What to produce
Would you transcribe the whole listing exactly, minus its pictures?

Extracted material
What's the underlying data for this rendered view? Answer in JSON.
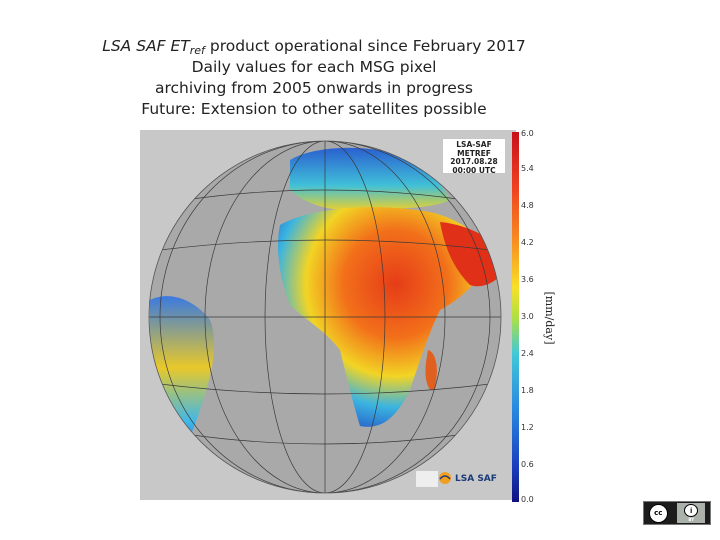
{
  "caption": {
    "line1_prefix": "LSA SAF ET",
    "line1_sub": "ref",
    "line1_rest": " product operational since February 2017",
    "line2": "Daily values for each MSG pixel",
    "line3": "archiving from 2005 onwards in progress",
    "line4": "Future: Extension to other satellites possible"
  },
  "map": {
    "stamp_line1": "LSA-SAF",
    "stamp_line2": "METREF",
    "stamp_line3": "2017.08.28",
    "stamp_line4": "00:00 UTC",
    "logo_text": "LSA SAF",
    "colorbar_ticks": [
      "6.0",
      "5.4",
      "4.8",
      "4.2",
      "3.6",
      "3.0",
      "2.4",
      "1.8",
      "1.2",
      "0.6",
      "0.0"
    ],
    "colorbar_min": 0.0,
    "colorbar_max": 6.0,
    "unit_label": "[mm/day]",
    "colors": {
      "ocean": "#a9a9a9",
      "high": "#d8181a",
      "mid": "#f2e020",
      "low": "#1a5fd0",
      "grid": "#3a3a3a"
    }
  },
  "license": {
    "cc_label": "cc",
    "by_symbol": "i",
    "by_text": "BY"
  }
}
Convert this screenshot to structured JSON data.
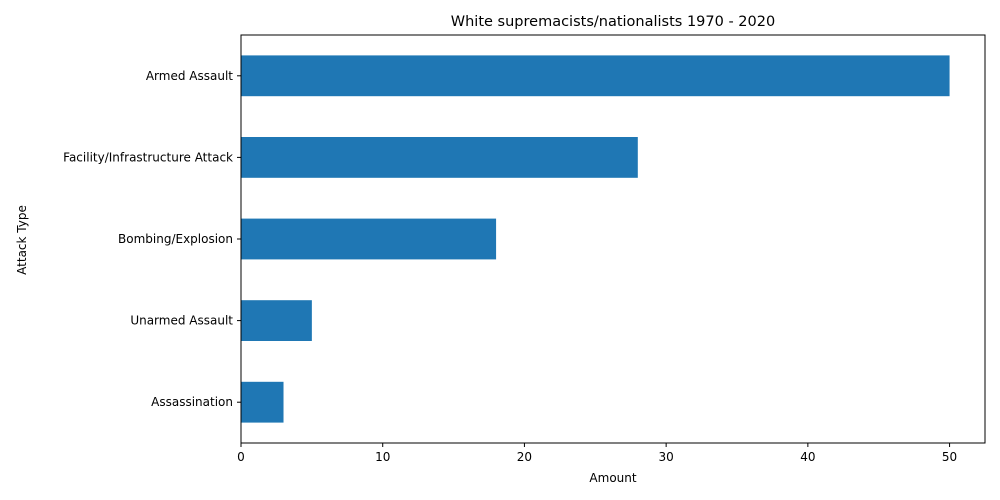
{
  "chart_data": {
    "type": "bar",
    "orientation": "horizontal",
    "title": "White supremacists/nationalists 1970 - 2020",
    "xlabel": "Amount",
    "ylabel": "Attack Type",
    "categories": [
      "Armed Assault",
      "Facility/Infrastructure Attack",
      "Bombing/Explosion",
      "Unarmed Assault",
      "Assassination"
    ],
    "values": [
      50,
      28,
      18,
      5,
      3
    ],
    "xlim": [
      0,
      52.5
    ],
    "xticks": [
      0,
      10,
      20,
      30,
      40,
      50
    ],
    "grid": false,
    "legend": "none",
    "bar_color": "#1f77b4"
  }
}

Answer below
What's the underlying data for this rendered view? Answer in JSON.
{
  "caption": {
    "line1_prefix": "LSA SAF ET",
    "line1_sub": "ref",
    "line1_rest": " product operational since February 2017",
    "line2": "Daily values for each MSG pixel",
    "line3": "archiving from 2005 onwards in progress",
    "line4": "Future: Extension to other satellites possible"
  },
  "map": {
    "stamp_line1": "LSA-SAF",
    "stamp_line2": "METREF",
    "stamp_line3": "2017.08.28",
    "stamp_line4": "00:00 UTC",
    "logo_text": "LSA SAF",
    "colorbar_ticks": [
      "6.0",
      "5.4",
      "4.8",
      "4.2",
      "3.6",
      "3.0",
      "2.4",
      "1.8",
      "1.2",
      "0.6",
      "0.0"
    ],
    "colorbar_min": 0.0,
    "colorbar_max": 6.0,
    "unit_label": "[mm/day]",
    "colors": {
      "ocean": "#a9a9a9",
      "high": "#d8181a",
      "mid": "#f2e020",
      "low": "#1a5fd0",
      "grid": "#3a3a3a"
    }
  },
  "license": {
    "cc_label": "cc",
    "by_symbol": "i",
    "by_text": "BY"
  }
}
Convert this screenshot to structured JSON data.
{
  "chart_data": {
    "type": "bar",
    "orientation": "horizontal",
    "title": "White supremacists/nationalists 1970 - 2020",
    "xlabel": "Amount",
    "ylabel": "Attack Type",
    "categories": [
      "Armed Assault",
      "Facility/Infrastructure Attack",
      "Bombing/Explosion",
      "Unarmed Assault",
      "Assassination"
    ],
    "values": [
      50,
      28,
      18,
      5,
      3
    ],
    "xlim": [
      0,
      52.5
    ],
    "xticks": [
      0,
      10,
      20,
      30,
      40,
      50
    ],
    "grid": false,
    "legend": "none",
    "bar_color": "#1f77b4"
  }
}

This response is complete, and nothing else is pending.